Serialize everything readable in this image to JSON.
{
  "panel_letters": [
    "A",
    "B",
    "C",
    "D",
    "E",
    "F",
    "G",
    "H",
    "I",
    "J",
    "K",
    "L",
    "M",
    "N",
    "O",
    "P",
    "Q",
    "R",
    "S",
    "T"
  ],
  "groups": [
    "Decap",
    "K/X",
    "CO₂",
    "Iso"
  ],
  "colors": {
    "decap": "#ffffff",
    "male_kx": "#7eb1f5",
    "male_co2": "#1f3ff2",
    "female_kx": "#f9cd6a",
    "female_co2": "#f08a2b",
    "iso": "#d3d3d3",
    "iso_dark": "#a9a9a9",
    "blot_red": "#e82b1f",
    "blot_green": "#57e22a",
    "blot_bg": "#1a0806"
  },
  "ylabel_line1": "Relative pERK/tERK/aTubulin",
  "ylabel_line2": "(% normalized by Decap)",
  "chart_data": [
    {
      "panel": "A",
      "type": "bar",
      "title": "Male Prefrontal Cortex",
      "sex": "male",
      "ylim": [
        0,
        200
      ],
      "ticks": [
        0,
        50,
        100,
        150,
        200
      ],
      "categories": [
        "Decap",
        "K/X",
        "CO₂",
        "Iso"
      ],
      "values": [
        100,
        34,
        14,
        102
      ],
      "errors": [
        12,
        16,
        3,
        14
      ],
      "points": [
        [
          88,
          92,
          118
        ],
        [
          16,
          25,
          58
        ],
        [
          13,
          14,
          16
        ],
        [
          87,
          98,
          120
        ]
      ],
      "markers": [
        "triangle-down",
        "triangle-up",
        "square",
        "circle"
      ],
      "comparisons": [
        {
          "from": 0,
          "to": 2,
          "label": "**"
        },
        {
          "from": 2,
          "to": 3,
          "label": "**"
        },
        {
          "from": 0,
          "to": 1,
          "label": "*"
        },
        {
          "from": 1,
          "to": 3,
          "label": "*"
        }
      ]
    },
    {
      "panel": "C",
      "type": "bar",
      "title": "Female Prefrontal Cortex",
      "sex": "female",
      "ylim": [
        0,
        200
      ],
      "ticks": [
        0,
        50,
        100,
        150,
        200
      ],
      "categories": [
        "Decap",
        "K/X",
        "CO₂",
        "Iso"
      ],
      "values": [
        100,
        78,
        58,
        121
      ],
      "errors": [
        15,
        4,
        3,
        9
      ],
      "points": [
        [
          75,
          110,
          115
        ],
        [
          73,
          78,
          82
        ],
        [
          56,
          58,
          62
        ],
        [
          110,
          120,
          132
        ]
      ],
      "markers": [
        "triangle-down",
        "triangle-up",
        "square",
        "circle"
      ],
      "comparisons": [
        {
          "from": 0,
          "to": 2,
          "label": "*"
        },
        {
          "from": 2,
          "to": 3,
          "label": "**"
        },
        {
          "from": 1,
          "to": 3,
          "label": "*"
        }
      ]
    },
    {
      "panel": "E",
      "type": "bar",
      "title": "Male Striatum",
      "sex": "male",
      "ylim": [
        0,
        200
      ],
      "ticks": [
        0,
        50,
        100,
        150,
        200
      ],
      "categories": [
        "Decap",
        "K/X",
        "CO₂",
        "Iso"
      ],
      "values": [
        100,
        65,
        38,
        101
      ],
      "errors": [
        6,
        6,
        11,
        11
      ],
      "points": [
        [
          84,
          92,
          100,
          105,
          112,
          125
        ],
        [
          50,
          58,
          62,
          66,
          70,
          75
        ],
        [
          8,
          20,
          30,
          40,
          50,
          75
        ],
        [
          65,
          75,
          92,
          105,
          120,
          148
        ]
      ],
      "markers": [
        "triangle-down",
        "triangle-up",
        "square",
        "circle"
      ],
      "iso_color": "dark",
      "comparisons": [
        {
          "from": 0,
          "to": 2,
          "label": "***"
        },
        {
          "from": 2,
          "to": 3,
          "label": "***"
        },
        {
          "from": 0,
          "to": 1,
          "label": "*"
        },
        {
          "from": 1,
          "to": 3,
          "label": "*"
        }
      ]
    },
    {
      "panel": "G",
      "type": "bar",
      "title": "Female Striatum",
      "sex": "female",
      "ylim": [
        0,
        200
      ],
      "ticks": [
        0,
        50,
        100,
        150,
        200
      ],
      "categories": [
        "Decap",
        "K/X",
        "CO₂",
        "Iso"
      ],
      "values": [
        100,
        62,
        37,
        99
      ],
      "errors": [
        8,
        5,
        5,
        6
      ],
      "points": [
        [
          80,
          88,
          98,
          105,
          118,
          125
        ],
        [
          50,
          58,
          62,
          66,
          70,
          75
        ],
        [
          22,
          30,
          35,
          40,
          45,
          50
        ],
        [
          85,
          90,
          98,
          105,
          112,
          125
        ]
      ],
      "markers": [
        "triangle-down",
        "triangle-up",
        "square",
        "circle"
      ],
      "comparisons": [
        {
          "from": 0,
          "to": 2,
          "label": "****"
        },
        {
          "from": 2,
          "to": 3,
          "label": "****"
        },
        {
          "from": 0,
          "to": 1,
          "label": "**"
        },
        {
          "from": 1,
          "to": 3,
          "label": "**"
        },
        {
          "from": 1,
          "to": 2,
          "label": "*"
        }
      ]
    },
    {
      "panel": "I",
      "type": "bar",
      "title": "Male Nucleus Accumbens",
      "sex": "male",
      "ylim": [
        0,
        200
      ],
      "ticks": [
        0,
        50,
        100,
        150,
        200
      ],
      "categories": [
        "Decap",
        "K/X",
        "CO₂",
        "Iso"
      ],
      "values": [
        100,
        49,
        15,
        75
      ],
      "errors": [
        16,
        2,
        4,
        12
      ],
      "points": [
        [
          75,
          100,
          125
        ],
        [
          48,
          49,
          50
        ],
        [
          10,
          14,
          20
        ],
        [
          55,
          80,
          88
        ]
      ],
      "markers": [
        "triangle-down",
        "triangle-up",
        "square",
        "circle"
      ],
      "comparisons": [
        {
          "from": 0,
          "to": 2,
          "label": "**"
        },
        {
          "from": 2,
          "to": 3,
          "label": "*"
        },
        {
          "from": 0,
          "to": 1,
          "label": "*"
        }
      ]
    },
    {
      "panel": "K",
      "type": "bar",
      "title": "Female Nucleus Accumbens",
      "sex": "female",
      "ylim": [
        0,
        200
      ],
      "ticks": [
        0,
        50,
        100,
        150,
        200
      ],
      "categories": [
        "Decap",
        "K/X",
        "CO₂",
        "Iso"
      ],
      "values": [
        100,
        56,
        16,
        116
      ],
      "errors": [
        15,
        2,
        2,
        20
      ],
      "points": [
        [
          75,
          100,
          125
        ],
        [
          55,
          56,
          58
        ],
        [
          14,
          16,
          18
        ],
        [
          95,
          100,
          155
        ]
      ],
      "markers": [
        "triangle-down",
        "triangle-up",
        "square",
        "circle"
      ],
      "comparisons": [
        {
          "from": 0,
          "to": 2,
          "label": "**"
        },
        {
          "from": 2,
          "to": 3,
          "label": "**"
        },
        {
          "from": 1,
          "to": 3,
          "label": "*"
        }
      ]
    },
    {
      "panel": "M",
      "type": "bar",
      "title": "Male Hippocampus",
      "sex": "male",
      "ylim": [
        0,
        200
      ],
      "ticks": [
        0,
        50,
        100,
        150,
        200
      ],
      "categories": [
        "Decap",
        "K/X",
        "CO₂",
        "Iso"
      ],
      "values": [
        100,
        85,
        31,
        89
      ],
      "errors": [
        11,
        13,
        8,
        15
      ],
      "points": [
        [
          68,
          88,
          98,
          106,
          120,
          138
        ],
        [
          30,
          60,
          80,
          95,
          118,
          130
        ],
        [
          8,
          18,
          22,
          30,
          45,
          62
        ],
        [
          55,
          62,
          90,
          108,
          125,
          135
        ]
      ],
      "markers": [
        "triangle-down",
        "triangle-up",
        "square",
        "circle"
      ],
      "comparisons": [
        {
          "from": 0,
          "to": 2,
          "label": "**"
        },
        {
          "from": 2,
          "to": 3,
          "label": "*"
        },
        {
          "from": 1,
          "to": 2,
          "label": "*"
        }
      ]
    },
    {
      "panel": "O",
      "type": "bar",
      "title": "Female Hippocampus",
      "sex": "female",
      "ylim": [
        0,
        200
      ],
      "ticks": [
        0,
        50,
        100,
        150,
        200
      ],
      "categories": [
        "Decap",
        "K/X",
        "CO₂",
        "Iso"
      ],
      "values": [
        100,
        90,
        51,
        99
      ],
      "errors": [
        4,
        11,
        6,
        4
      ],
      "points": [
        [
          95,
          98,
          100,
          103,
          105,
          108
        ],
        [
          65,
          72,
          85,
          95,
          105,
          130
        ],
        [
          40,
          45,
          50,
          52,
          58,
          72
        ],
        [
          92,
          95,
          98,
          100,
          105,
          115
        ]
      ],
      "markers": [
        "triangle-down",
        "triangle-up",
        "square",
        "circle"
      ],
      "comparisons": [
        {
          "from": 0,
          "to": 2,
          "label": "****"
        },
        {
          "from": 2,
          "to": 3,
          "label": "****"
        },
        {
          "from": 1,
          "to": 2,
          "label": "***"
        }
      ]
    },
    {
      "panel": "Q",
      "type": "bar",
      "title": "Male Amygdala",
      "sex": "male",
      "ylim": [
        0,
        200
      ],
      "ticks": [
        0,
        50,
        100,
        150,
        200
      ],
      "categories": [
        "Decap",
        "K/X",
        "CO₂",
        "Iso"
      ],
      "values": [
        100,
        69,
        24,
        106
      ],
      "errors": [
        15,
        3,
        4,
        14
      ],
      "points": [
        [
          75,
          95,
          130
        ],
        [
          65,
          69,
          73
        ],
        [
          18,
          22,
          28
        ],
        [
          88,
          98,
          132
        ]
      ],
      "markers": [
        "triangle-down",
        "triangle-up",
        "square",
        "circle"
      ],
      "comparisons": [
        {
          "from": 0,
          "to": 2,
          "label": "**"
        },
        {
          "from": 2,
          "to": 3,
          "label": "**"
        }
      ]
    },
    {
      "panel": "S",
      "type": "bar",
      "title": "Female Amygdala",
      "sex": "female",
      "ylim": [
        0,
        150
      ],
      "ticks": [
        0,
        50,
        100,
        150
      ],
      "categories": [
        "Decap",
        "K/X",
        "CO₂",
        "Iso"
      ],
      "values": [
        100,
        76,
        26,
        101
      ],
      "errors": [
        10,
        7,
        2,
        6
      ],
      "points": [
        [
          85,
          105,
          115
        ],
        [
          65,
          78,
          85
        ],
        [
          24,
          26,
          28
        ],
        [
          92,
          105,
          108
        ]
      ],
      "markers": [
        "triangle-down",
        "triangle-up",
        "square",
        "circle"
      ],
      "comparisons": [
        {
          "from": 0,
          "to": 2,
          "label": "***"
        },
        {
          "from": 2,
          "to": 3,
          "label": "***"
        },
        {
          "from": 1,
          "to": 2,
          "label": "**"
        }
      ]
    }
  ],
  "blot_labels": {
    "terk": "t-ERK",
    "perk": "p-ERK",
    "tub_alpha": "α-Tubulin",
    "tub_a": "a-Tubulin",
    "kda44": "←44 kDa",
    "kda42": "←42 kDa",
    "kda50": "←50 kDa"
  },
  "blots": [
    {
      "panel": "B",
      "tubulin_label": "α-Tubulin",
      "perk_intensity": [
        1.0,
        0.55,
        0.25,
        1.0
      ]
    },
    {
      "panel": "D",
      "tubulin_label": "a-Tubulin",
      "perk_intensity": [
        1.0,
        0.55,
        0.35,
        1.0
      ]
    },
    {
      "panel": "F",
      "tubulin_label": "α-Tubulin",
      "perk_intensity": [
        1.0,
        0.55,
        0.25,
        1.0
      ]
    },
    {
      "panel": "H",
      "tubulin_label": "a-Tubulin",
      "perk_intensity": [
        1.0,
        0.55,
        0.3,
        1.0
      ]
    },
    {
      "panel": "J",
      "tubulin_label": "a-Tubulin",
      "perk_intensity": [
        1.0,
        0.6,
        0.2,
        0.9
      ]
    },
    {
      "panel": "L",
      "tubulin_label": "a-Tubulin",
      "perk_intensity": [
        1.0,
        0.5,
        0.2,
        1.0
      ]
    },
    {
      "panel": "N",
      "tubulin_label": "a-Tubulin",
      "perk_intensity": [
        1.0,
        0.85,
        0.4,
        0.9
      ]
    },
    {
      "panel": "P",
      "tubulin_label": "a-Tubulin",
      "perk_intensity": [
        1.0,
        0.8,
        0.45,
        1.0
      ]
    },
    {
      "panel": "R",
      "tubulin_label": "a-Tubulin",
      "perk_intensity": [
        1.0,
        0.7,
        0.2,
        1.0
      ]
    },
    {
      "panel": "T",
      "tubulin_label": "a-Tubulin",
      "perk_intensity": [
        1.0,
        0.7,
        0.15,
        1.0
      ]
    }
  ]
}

++++++

### What you should do
Pick out the lines containing the string "Accumbens" and show them.

### Response to this task
      "title": "Male Nucleus Accumbens",
      "title": "Female Nucleus Accumbens",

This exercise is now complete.